WHAT YOU SHOULD DO: Reproduce every entry below precisely. Pictures are excluded from the copy.

>> Start THE DATA

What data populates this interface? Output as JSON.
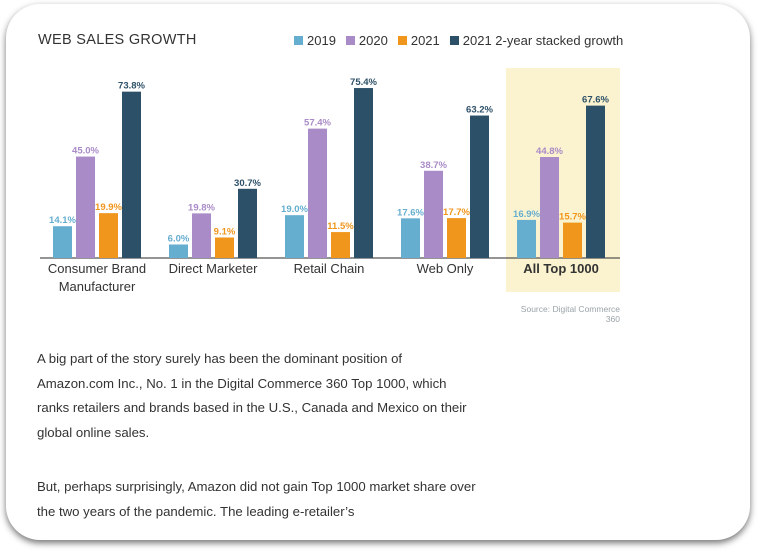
{
  "chart_data": {
    "type": "bar",
    "title": "WEB SALES GROWTH",
    "categories": [
      "Consumer Brand Manufacturer",
      "Direct Marketer",
      "Retail Chain",
      "Web Only",
      "All Top 1000"
    ],
    "category_lines": [
      [
        "Consumer Brand",
        "Manufacturer"
      ],
      [
        "Direct Marketer"
      ],
      [
        "Retail Chain"
      ],
      [
        "Web Only"
      ],
      [
        "All Top 1000"
      ]
    ],
    "highlight_category": "All Top 1000",
    "series": [
      {
        "name": "2019",
        "color": "#66aed0",
        "values": [
          14.1,
          6.0,
          19.0,
          17.6,
          16.9
        ],
        "labels": [
          "14.1%",
          "6.0%",
          "19.0%",
          "17.6%",
          "16.9%"
        ]
      },
      {
        "name": "2020",
        "color": "#a98bc7",
        "values": [
          45.0,
          19.8,
          57.4,
          38.7,
          44.8
        ],
        "labels": [
          "45.0%",
          "19.8%",
          "57.4%",
          "38.7%",
          "44.8%"
        ]
      },
      {
        "name": "2021",
        "color": "#f0961c",
        "values": [
          19.9,
          9.1,
          11.5,
          17.7,
          15.7
        ],
        "labels": [
          "19.9%",
          "9.1%",
          "11.5%",
          "17.7%",
          "15.7%"
        ]
      },
      {
        "name": "2021 2-year stacked growth",
        "color": "#2c5068",
        "values": [
          73.8,
          30.7,
          75.4,
          63.2,
          67.6
        ],
        "labels": [
          "73.8%",
          "30.7%",
          "75.4%",
          "63.2%",
          "67.6%"
        ]
      }
    ],
    "ylim": [
      0,
      80
    ],
    "grid": false,
    "legend_position": "top-right",
    "source": "Source: Digital Commerce 360"
  },
  "article": {
    "paragraphs": [
      "A big part of the story surely has been the dominant position of Amazon.com Inc., No. 1 in the Digital Commerce 360 Top 1000, which ranks retailers and brands based in the U.S., Canada and Mexico on their global online sales.",
      "But, perhaps surprisingly, Amazon did not gain Top 1000 market share over the two years of the pandemic. The leading e-retailer’s"
    ]
  },
  "colors": {
    "highlight_bg": "#fbf3cf",
    "text": "#333333",
    "axis": "#555555"
  }
}
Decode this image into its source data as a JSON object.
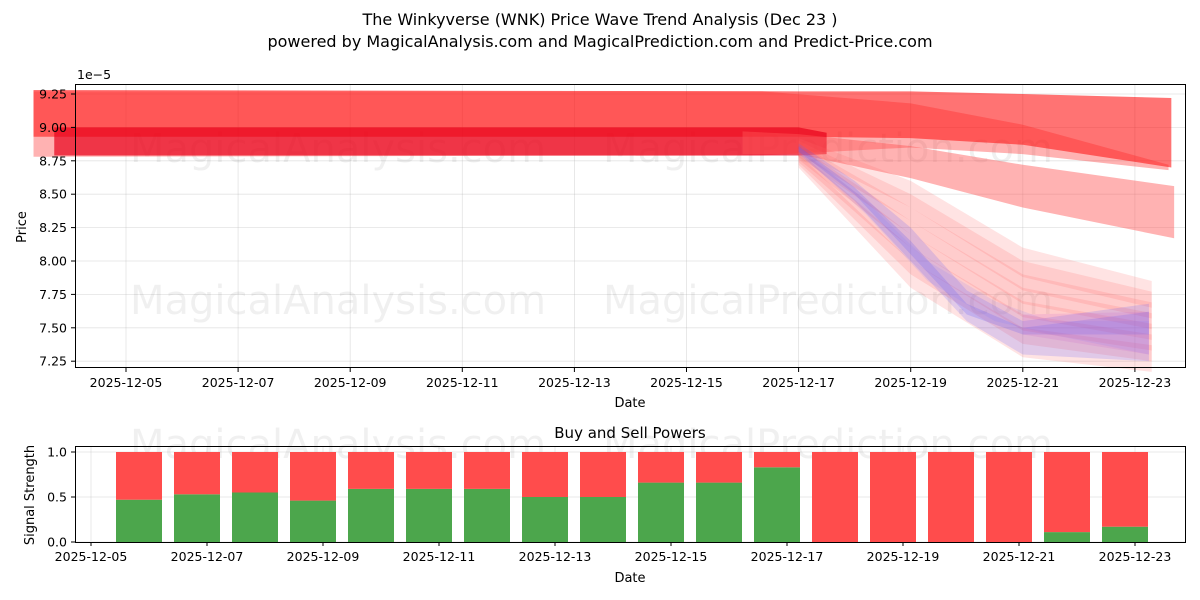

>> End THE DATA

COMPLETE RESPONSE:
What data populates this interface? Output as JSON.
{
  "chart_data": {
    "type": "bar",
    "title": "WEB SALES GROWTH",
    "categories": [
      "Consumer Brand Manufacturer",
      "Direct Marketer",
      "Retail Chain",
      "Web Only",
      "All Top 1000"
    ],
    "category_lines": [
      [
        "Consumer Brand",
        "Manufacturer"
      ],
      [
        "Direct Marketer"
      ],
      [
        "Retail Chain"
      ],
      [
        "Web Only"
      ],
      [
        "All Top 1000"
      ]
    ],
    "highlight_category": "All Top 1000",
    "series": [
      {
        "name": "2019",
        "color": "#66aed0",
        "values": [
          14.1,
          6.0,
          19.0,
          17.6,
          16.9
        ],
        "labels": [
          "14.1%",
          "6.0%",
          "19.0%",
          "17.6%",
          "16.9%"
        ]
      },
      {
        "name": "2020",
        "color": "#a98bc7",
        "values": [
          45.0,
          19.8,
          57.4,
          38.7,
          44.8
        ],
        "labels": [
          "45.0%",
          "19.8%",
          "57.4%",
          "38.7%",
          "44.8%"
        ]
      },
      {
        "name": "2021",
        "color": "#f0961c",
        "values": [
          19.9,
          9.1,
          11.5,
          17.7,
          15.7
        ],
        "labels": [
          "19.9%",
          "9.1%",
          "11.5%",
          "17.7%",
          "15.7%"
        ]
      },
      {
        "name": "2021 2-year stacked growth",
        "color": "#2c5068",
        "values": [
          73.8,
          30.7,
          75.4,
          63.2,
          67.6
        ],
        "labels": [
          "73.8%",
          "30.7%",
          "75.4%",
          "63.2%",
          "67.6%"
        ]
      }
    ],
    "ylim": [
      0,
      80
    ],
    "grid": false,
    "legend_position": "top-right",
    "source": "Source: Digital Commerce 360"
  },
  "article": {
    "paragraphs": [
      "A big part of the story surely has been the dominant position of Amazon.com Inc., No. 1 in the Digital Commerce 360 Top 1000, which ranks retailers and brands based in the U.S., Canada and Mexico on their global online sales.",
      "But, perhaps surprisingly, Amazon did not gain Top 1000 market share over the two years of the pandemic. The leading e-retailer’s"
    ]
  },
  "colors": {
    "highlight_bg": "#fbf3cf",
    "text": "#333333",
    "axis": "#555555"
  }
}
Decode this image into its source data as a JSON object.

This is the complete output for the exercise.